▶ Required task:
Pick out all lines in the listing holding the string "изслѣдованія" and copy them.

[Dataset records]
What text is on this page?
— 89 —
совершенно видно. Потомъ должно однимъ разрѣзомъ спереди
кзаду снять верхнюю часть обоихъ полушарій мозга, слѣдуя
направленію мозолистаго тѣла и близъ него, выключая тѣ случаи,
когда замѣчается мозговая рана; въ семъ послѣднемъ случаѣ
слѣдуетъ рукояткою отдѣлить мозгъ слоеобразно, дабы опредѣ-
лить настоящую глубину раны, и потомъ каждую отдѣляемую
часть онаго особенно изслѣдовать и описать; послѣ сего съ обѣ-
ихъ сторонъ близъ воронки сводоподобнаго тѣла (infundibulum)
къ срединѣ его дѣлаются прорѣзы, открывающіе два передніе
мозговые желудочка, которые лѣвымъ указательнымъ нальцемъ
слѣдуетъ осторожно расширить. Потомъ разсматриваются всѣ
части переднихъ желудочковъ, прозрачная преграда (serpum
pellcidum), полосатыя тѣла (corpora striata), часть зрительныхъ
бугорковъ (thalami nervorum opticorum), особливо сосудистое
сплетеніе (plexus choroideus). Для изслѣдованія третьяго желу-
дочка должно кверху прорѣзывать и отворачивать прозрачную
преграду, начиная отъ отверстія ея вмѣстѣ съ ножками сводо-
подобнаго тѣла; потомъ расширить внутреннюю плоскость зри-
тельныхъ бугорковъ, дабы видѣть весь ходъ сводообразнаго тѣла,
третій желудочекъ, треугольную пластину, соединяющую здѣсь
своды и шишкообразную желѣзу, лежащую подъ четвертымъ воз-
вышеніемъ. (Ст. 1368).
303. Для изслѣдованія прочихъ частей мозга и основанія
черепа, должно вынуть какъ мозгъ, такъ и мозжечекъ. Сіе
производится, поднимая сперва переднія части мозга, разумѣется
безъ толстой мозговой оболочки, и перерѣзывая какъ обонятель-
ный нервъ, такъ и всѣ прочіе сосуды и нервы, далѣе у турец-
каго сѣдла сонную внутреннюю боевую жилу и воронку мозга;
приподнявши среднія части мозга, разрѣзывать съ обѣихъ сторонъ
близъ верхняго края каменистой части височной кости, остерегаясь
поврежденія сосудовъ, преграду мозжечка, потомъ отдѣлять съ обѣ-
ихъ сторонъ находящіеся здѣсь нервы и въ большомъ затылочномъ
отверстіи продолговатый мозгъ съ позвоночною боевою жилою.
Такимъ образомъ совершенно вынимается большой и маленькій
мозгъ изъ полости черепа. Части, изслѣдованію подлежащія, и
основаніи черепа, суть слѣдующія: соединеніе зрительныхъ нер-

▶ Completed task:
сплетеніе (plexus choroideus). Для изслѣдованія третьяго желу-
303. Для изслѣдованія прочихъ частей мозга и основанія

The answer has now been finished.